[TASK PROMPT] Will you quote all of the entries, word for word?

───── ROWS ─────

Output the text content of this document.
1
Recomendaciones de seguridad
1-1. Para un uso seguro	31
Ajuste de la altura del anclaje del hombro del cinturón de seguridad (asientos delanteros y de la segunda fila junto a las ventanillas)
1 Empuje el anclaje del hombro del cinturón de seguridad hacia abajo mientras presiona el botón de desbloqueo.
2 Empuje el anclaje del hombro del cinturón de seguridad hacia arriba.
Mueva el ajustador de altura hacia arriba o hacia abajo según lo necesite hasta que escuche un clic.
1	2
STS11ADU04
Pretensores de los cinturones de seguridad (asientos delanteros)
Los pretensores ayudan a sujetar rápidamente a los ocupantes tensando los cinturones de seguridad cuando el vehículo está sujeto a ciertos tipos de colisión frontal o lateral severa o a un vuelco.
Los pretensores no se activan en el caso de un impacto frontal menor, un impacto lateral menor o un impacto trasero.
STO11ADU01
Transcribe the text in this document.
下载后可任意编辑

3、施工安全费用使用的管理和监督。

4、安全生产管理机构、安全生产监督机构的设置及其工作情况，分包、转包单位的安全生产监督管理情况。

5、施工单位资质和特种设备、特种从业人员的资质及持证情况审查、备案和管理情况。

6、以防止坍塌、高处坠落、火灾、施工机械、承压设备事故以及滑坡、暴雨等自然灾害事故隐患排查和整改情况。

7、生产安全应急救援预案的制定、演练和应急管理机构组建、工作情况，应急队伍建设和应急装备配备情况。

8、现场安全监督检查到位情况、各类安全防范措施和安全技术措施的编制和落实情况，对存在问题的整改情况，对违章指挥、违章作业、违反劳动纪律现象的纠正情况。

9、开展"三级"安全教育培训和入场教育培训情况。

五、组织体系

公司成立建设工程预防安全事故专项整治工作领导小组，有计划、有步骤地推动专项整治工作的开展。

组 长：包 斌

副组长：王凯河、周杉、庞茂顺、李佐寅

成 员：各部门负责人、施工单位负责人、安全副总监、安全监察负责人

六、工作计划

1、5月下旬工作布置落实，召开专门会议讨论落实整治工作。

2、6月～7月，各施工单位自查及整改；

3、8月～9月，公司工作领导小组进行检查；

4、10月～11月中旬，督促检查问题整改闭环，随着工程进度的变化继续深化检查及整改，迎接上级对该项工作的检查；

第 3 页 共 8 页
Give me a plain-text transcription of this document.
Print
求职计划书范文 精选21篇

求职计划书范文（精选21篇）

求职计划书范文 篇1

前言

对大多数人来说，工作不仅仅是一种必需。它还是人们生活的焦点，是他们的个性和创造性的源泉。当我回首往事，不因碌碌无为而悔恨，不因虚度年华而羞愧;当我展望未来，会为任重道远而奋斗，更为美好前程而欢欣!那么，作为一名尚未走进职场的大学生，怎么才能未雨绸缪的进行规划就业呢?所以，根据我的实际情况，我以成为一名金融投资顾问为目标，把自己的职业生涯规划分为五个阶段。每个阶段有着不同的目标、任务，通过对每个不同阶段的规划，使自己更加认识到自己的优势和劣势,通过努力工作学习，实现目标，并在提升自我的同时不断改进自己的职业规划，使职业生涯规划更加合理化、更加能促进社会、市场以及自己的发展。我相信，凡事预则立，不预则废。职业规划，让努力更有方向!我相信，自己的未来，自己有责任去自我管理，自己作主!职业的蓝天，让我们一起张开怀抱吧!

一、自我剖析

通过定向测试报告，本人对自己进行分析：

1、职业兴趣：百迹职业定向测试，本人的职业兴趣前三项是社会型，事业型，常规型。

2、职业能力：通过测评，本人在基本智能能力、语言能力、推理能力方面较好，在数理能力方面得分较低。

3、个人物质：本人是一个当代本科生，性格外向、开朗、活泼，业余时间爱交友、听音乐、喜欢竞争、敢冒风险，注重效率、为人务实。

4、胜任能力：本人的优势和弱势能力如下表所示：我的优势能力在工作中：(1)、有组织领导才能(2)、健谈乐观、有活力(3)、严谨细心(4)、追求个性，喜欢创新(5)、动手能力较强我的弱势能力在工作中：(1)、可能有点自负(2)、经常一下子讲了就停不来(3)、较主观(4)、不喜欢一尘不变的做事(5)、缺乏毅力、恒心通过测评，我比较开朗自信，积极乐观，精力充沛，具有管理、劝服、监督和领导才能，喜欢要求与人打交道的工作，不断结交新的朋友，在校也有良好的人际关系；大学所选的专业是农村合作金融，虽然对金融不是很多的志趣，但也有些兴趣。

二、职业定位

─────

[SOLUTION]
Output the text content of this document.
1
Recomendaciones de seguridad
1-1. Para un uso seguro	31
Ajuste de la altura del anclaje del hombro del cinturón de seguridad (asientos delanteros y de la segunda fila junto a las ventanillas)
1 Empuje el anclaje del hombro del cinturón de seguridad hacia abajo mientras presiona el botón de desbloqueo.
2 Empuje el anclaje del hombro del cinturón de seguridad hacia arriba.
Mueva el ajustador de altura hacia arriba o hacia abajo según lo necesite hasta que escuche un clic.
1	2
STS11ADU04
Pretensores de los cinturones de seguridad (asientos delanteros)
Los pretensores ayudan a sujetar rápidamente a los ocupantes tensando los cinturones de seguridad cuando el vehículo está sujeto a ciertos tipos de colisión frontal o lateral severa o a un vuelco.
Los pretensores no se activan en el caso de un impacto frontal menor, un impacto lateral menor o un impacto trasero.
STO11ADU01
Transcribe the text in this document.
下载后可任意编辑

3、施工安全费用使用的管理和监督。

4、安全生产管理机构、安全生产监督机构的设置及其工作情况，分包、转包单位的安全生产监督管理情况。

5、施工单位资质和特种设备、特种从业人员的资质及持证情况审查、备案和管理情况。

6、以防止坍塌、高处坠落、火灾、施工机械、承压设备事故以及滑坡、暴雨等自然灾害事故隐患排查和整改情况。

7、生产安全应急救援预案的制定、演练和应急管理机构组建、工作情况，应急队伍建设和应急装备配备情况。

8、现场安全监督检查到位情况、各类安全防范措施和安全技术措施的编制和落实情况，对存在问题的整改情况，对违章指挥、违章作业、违反劳动纪律现象的纠正情况。

9、开展"三级"安全教育培训和入场教育培训情况。

五、组织体系

公司成立建设工程预防安全事故专项整治工作领导小组，有计划、有步骤地推动专项整治工作的开展。

组 长：包 斌

副组长：王凯河、周杉、庞茂顺、李佐寅

成 员：各部门负责人、施工单位负责人、安全副总监、安全监察负责人

六、工作计划

1、5月下旬工作布置落实，召开专门会议讨论落实整治工作。

2、6月～7月，各施工单位自查及整改；

3、8月～9月，公司工作领导小组进行检查；

4、10月～11月中旬，督促检查问题整改闭环，随着工程进度的变化继续深化检查及整改，迎接上级对该项工作的检查；

第 3 页 共 8 页
Give me a plain-text transcription of this document.
Print
求职计划书范文 精选21篇

求职计划书范文（精选21篇）

求职计划书范文 篇1

前言

对大多数人来说，工作不仅仅是一种必需。它还是人们生活的焦点，是他们的个性和创造性的源泉。当我回首往事，不因碌碌无为而悔恨，不因虚度年华而羞愧;当我展望未来，会为任重道远而奋斗，更为美好前程而欢欣!那么，作为一名尚未走进职场的大学生，怎么才能未雨绸缪的进行规划就业呢?所以，根据我的实际情况，我以成为一名金融投资顾问为目标，把自己的职业生涯规划分为五个阶段。每个阶段有着不同的目标、任务，通过对每个不同阶段的规划，使自己更加认识到自己的优势和劣势,通过努力工作学习，实现目标，并在提升自我的同时不断改进自己的职业规划，使职业生涯规划更加合理化、更加能促进社会、市场以及自己的发展。我相信，凡事预则立，不预则废。职业规划，让努力更有方向!我相信，自己的未来，自己有责任去自我管理，自己作主!职业的蓝天，让我们一起张开怀抱吧!

一、自我剖析

通过定向测试报告，本人对自己进行分析：

1、职业兴趣：百迹职业定向测试，本人的职业兴趣前三项是社会型，事业型，常规型。

2、职业能力：通过测评，本人在基本智能能力、语言能力、推理能力方面较好，在数理能力方面得分较低。

3、个人物质：本人是一个当代本科生，性格外向、开朗、活泼，业余时间爱交友、听音乐、喜欢竞争、敢冒风险，注重效率、为人务实。

4、胜任能力：本人的优势和弱势能力如下表所示：我的优势能力在工作中：(1)、有组织领导才能(2)、健谈乐观、有活力(3)、严谨细心(4)、追求个性，喜欢创新(5)、动手能力较强我的弱势能力在工作中：(1)、可能有点自负(2)、经常一下子讲了就停不来(3)、较主观(4)、不喜欢一尘不变的做事(5)、缺乏毅力、恒心通过测评，我比较开朗自信，积极乐观，精力充沛，具有管理、劝服、监督和领导才能，喜欢要求与人打交道的工作，不断结交新的朋友，在校也有良好的人际关系；大学所选的专业是农村合作金融，虽然对金融不是很多的志趣，但也有些兴趣。

二、职业定位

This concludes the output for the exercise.